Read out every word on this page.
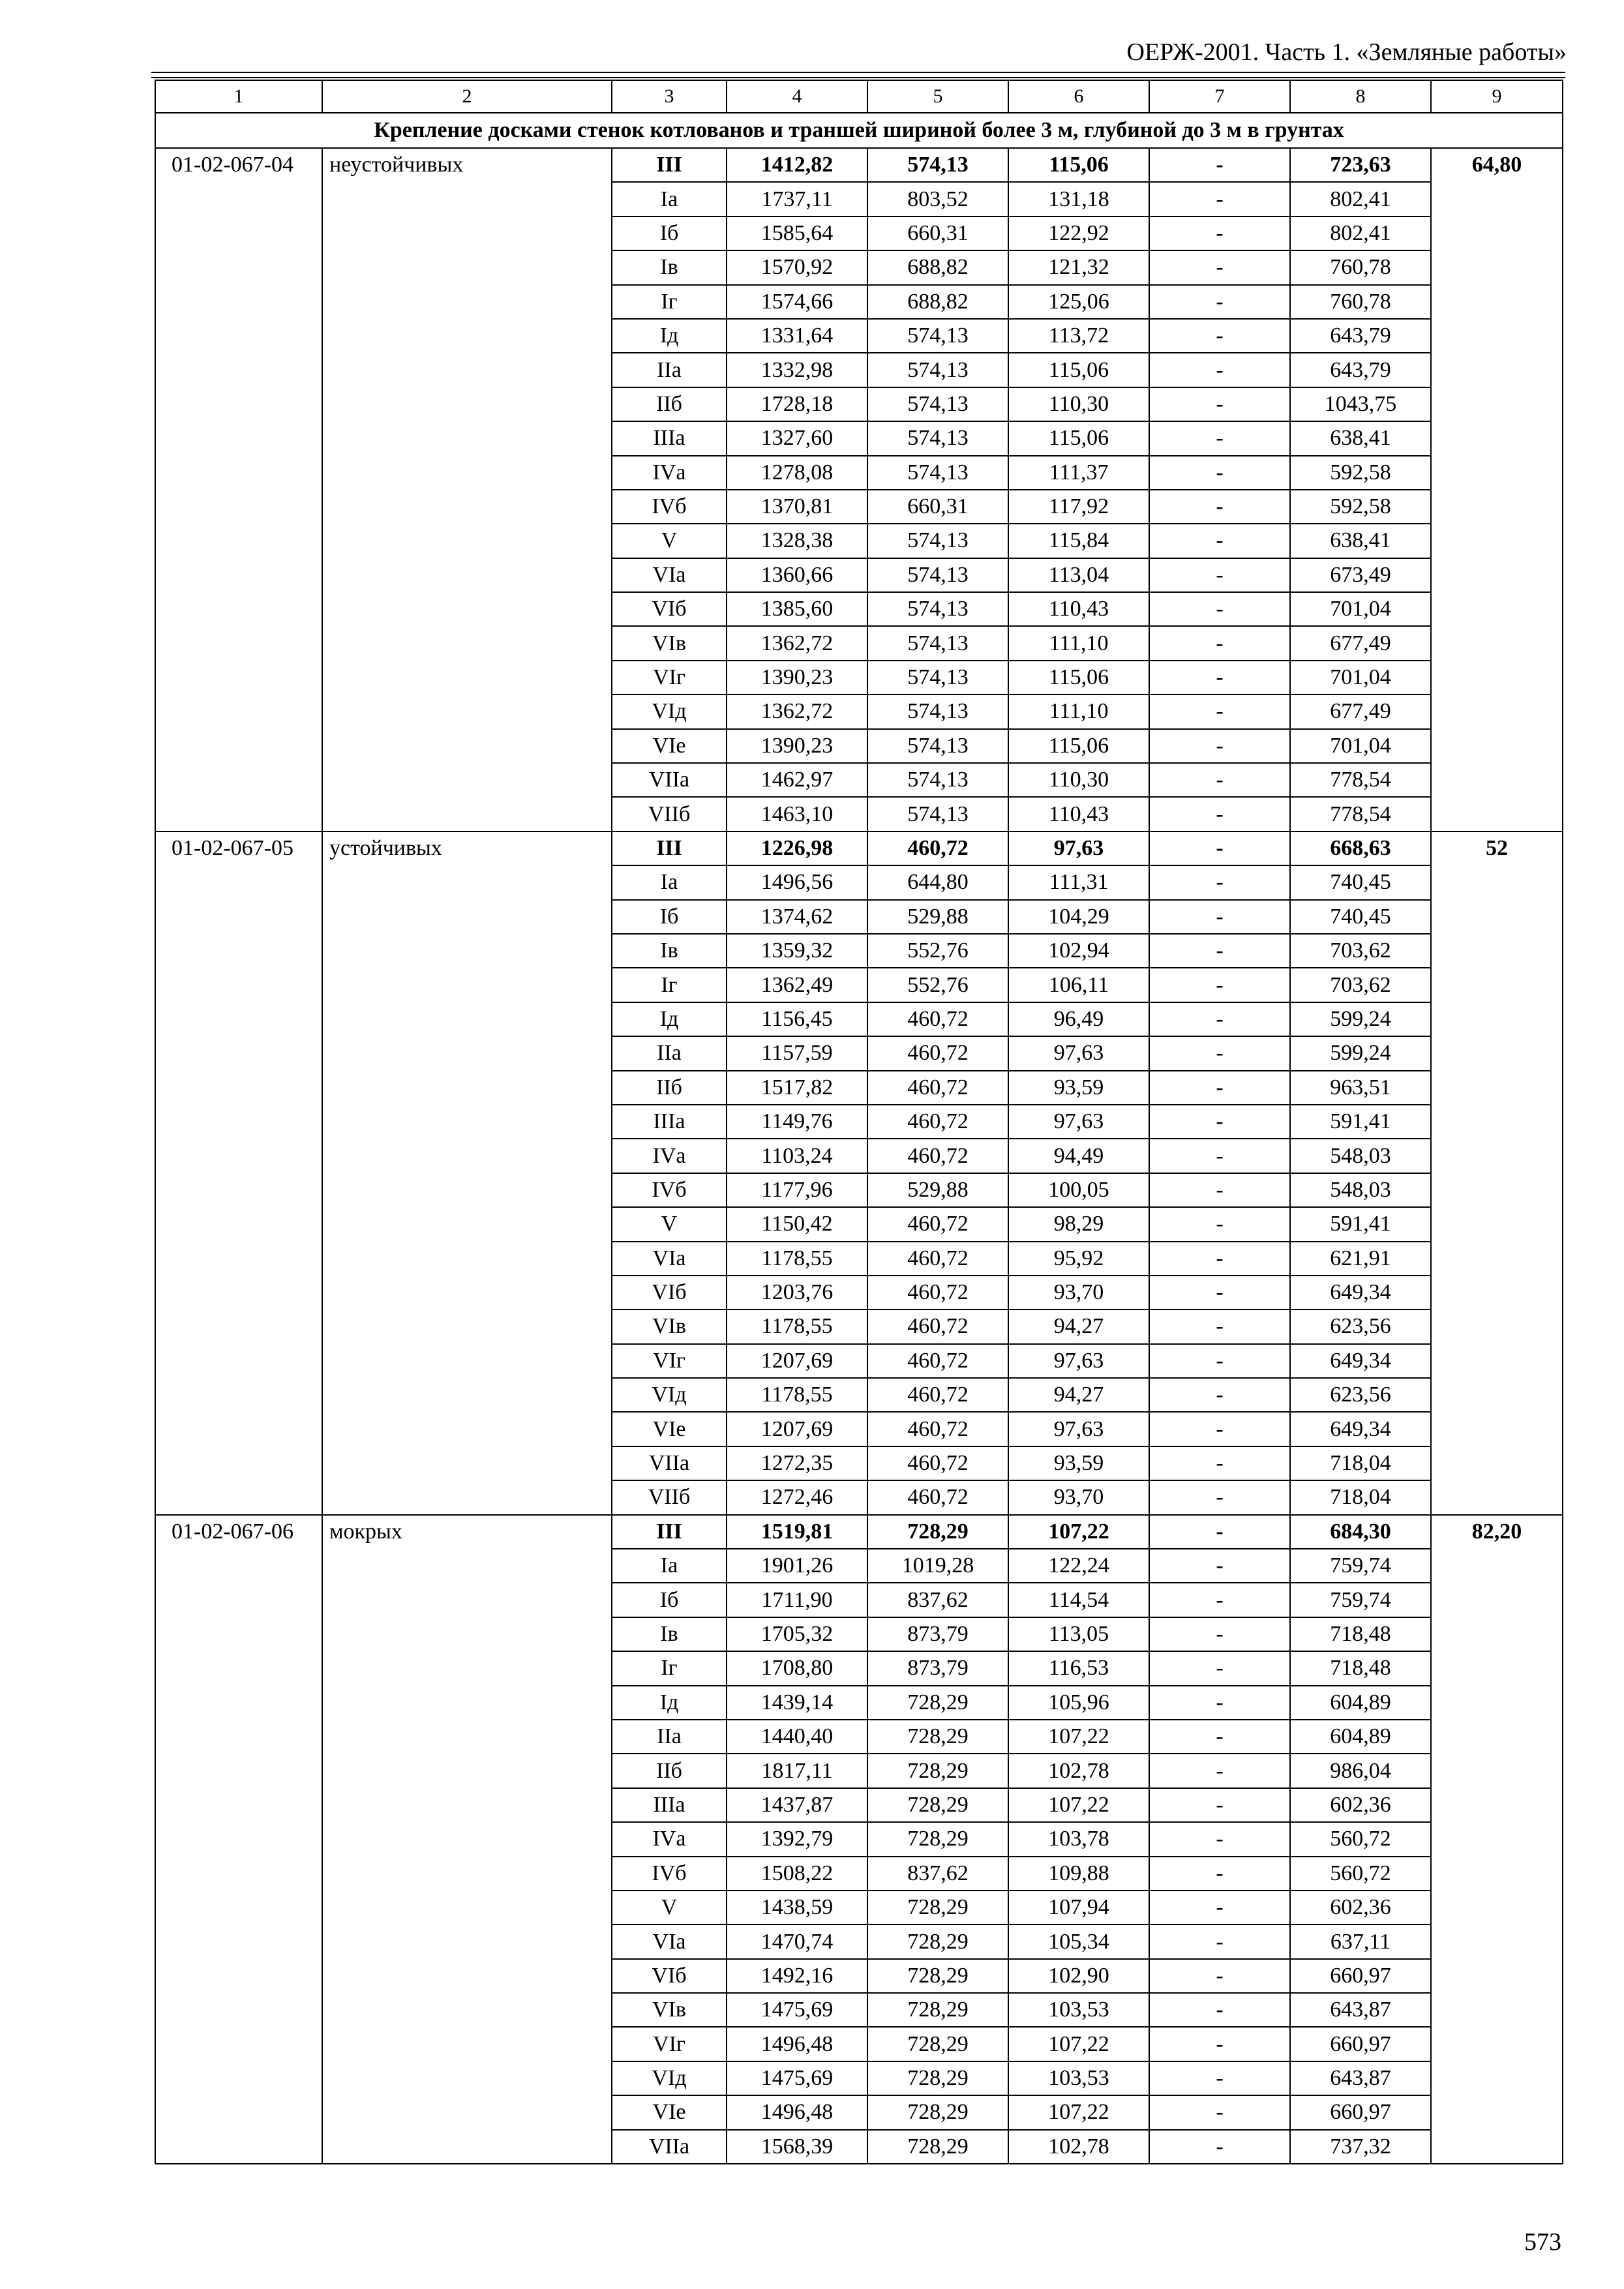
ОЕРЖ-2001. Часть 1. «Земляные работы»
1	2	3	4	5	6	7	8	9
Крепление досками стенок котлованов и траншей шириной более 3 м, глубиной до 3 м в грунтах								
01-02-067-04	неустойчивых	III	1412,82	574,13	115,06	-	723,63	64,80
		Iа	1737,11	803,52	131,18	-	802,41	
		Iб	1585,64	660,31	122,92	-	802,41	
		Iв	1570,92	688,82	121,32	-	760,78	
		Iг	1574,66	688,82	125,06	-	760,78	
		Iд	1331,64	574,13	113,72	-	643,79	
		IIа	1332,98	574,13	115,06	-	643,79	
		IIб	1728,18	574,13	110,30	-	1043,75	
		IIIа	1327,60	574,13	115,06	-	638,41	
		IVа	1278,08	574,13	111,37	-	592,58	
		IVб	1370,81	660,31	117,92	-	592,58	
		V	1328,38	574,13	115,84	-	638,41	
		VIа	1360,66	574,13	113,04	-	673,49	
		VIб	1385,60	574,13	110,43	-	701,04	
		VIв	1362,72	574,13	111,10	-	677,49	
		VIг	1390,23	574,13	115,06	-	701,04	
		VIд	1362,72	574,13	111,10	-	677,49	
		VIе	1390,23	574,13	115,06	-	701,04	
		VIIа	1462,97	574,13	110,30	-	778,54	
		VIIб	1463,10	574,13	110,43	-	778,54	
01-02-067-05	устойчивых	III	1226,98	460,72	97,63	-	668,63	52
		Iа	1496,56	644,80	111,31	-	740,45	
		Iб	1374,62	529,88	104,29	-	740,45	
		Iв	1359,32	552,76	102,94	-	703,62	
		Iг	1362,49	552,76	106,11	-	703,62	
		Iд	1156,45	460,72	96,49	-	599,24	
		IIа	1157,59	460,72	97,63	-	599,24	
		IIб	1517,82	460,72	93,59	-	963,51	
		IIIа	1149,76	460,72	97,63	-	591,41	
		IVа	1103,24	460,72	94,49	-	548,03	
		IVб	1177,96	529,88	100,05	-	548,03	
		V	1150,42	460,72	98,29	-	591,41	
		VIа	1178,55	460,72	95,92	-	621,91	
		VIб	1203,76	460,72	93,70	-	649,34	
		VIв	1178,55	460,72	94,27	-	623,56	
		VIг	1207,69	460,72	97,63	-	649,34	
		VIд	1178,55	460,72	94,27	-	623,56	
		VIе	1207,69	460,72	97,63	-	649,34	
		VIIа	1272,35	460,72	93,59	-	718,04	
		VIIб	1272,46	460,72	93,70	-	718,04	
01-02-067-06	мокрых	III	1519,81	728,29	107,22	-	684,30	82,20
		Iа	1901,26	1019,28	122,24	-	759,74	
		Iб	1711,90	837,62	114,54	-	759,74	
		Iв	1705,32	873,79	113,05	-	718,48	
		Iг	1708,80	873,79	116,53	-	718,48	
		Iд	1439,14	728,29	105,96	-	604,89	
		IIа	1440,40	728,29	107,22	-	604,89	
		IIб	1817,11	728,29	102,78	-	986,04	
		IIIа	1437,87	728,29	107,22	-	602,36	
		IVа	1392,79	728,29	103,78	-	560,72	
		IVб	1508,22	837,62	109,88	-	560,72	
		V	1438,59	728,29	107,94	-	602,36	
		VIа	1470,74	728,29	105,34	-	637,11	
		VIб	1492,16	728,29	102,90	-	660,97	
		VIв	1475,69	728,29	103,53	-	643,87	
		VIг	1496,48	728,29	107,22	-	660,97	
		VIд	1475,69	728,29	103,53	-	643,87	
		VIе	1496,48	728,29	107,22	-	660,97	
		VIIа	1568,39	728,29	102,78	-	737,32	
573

----

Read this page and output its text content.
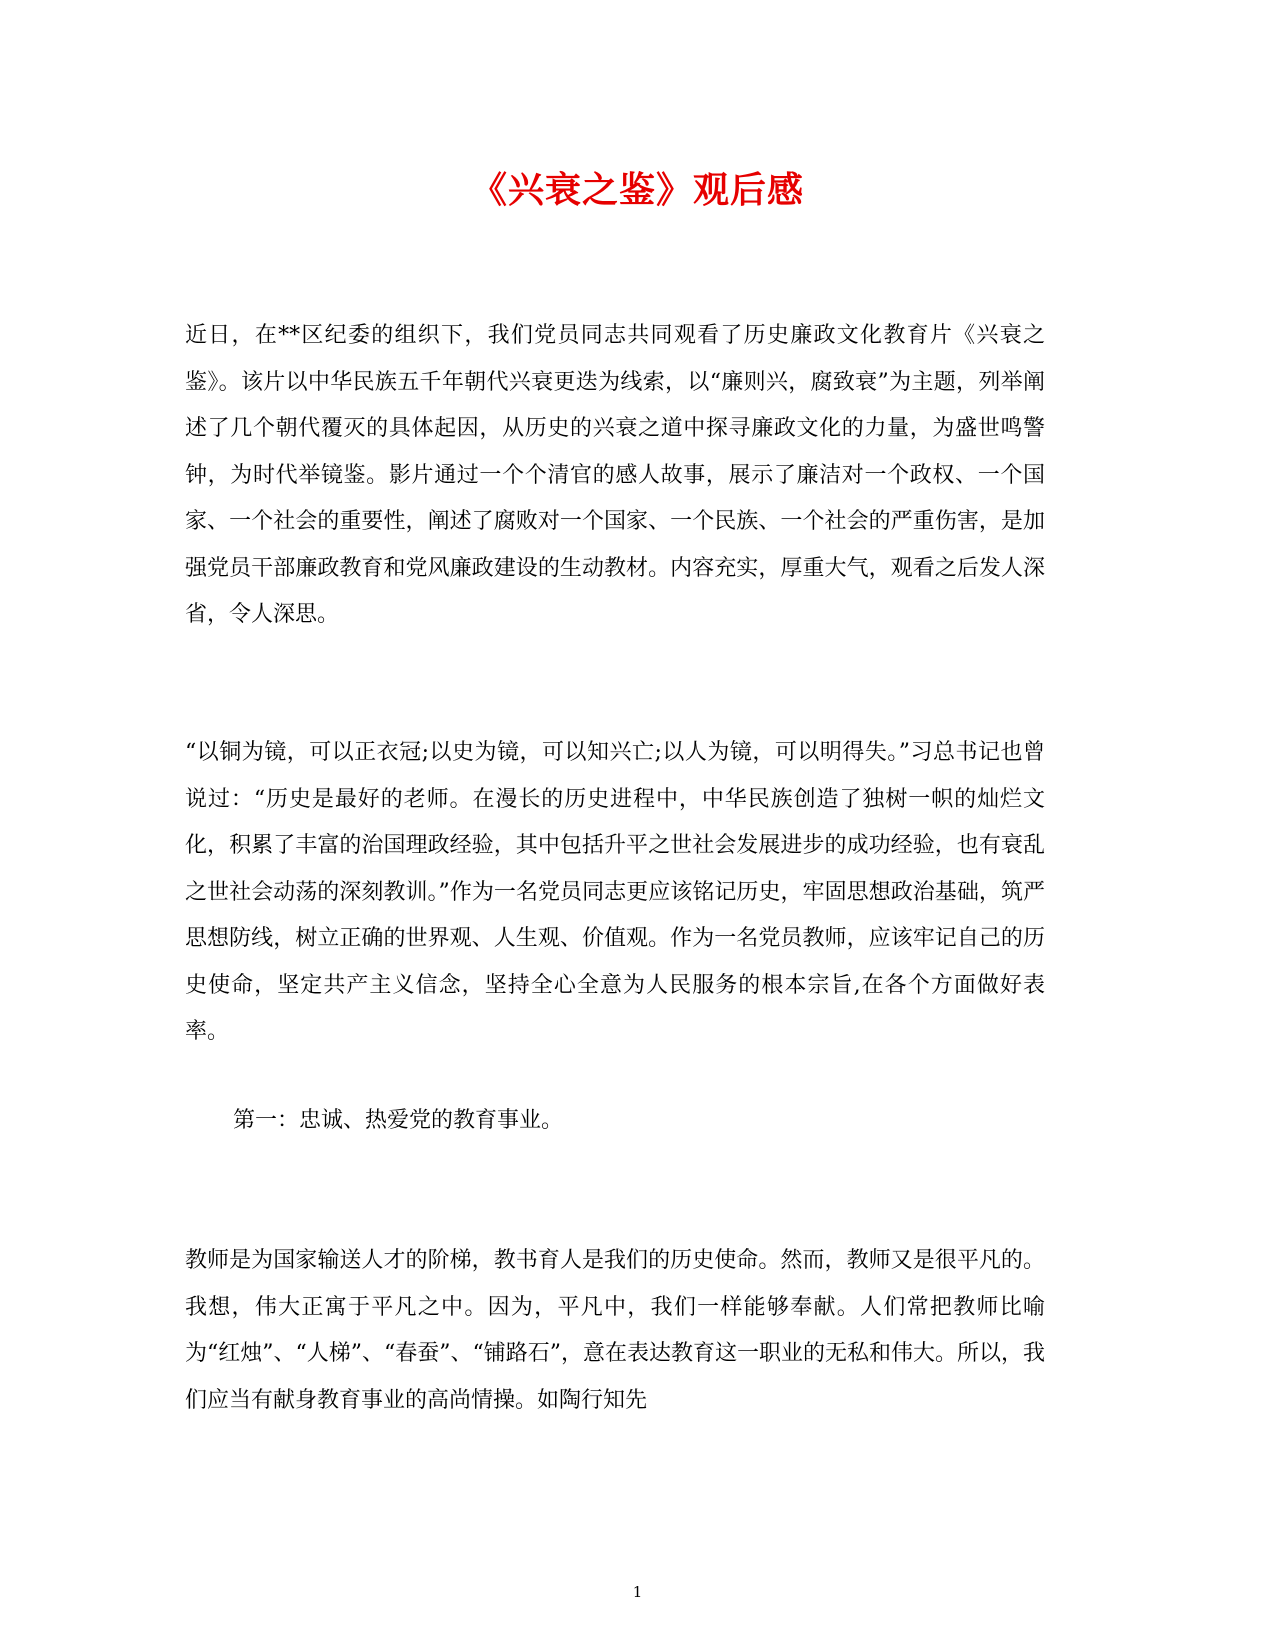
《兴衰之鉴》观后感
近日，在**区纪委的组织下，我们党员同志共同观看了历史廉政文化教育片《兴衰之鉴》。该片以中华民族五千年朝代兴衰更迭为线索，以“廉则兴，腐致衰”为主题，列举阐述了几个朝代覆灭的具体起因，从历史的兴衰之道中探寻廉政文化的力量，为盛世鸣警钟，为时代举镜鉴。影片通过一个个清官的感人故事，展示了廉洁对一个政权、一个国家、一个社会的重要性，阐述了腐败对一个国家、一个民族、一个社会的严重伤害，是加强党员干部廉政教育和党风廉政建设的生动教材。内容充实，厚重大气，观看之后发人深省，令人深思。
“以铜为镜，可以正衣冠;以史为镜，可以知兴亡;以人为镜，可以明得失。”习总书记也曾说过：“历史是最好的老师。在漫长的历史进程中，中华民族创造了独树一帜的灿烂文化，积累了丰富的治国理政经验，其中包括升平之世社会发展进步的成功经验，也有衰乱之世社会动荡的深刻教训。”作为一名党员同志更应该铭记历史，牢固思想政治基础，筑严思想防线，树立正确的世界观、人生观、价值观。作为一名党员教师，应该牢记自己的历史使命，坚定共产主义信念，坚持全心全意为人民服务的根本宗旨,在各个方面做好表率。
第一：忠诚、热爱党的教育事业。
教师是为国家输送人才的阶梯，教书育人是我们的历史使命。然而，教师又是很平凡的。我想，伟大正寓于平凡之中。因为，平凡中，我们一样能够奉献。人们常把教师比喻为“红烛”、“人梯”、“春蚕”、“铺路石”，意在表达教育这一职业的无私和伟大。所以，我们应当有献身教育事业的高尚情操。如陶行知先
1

----

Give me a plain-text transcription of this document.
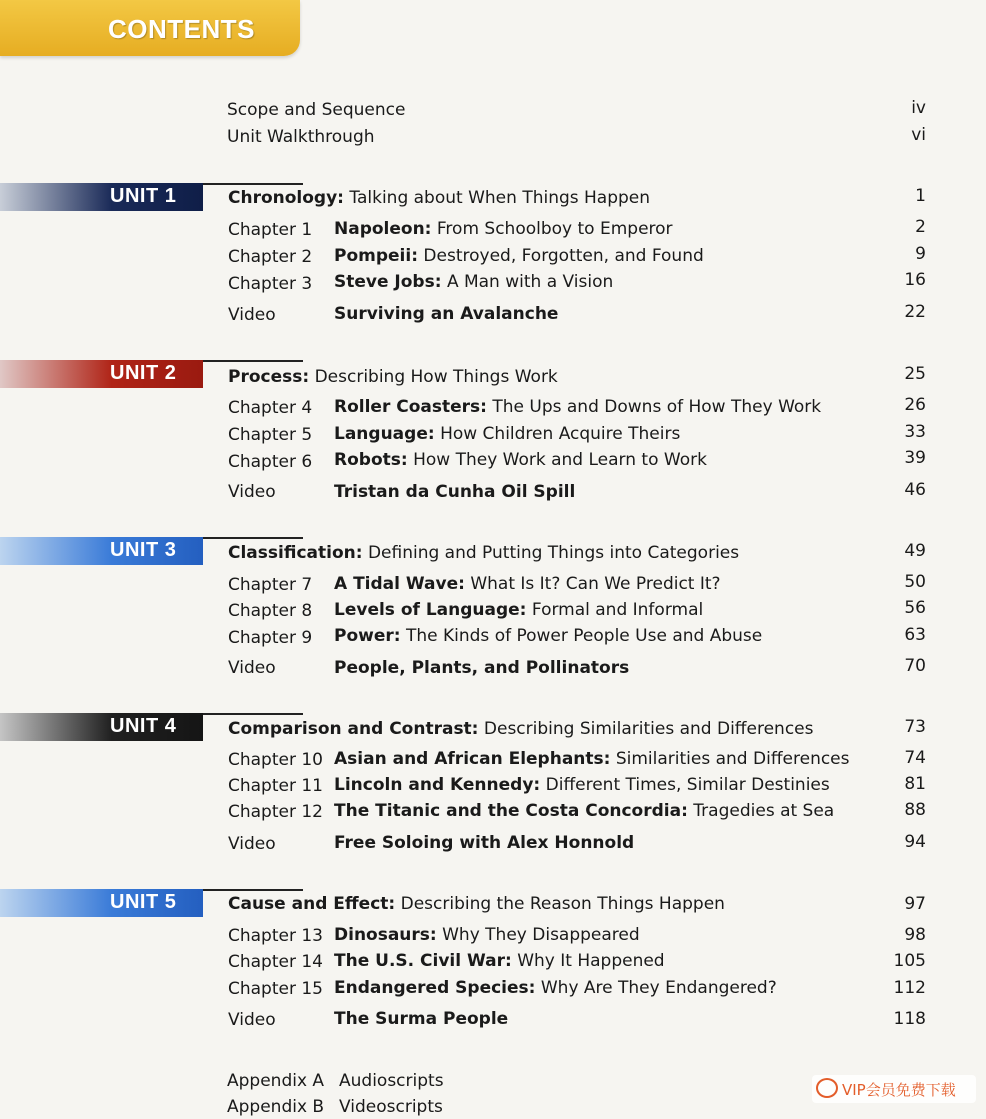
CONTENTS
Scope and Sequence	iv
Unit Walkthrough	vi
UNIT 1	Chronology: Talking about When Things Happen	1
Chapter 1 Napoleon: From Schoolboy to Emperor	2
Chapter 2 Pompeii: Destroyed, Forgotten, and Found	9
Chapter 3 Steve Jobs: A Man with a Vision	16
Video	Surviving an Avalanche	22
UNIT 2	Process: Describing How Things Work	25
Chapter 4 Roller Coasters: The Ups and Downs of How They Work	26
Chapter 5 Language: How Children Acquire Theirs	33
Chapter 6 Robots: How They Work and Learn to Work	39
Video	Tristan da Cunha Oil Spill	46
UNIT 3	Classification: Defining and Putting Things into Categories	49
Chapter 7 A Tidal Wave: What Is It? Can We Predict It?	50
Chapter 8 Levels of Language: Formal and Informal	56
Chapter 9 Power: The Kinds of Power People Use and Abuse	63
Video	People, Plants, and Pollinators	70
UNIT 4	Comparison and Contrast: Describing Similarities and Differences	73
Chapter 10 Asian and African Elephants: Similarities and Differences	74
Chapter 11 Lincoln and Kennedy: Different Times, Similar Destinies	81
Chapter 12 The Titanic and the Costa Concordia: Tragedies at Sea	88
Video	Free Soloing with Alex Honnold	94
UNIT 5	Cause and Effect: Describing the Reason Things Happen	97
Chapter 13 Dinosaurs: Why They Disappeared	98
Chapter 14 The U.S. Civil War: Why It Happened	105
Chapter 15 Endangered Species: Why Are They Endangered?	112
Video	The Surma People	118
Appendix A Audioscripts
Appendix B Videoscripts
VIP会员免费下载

----

Written instruction ->
Write only the number of lines that include "Work".

Task solution ->
3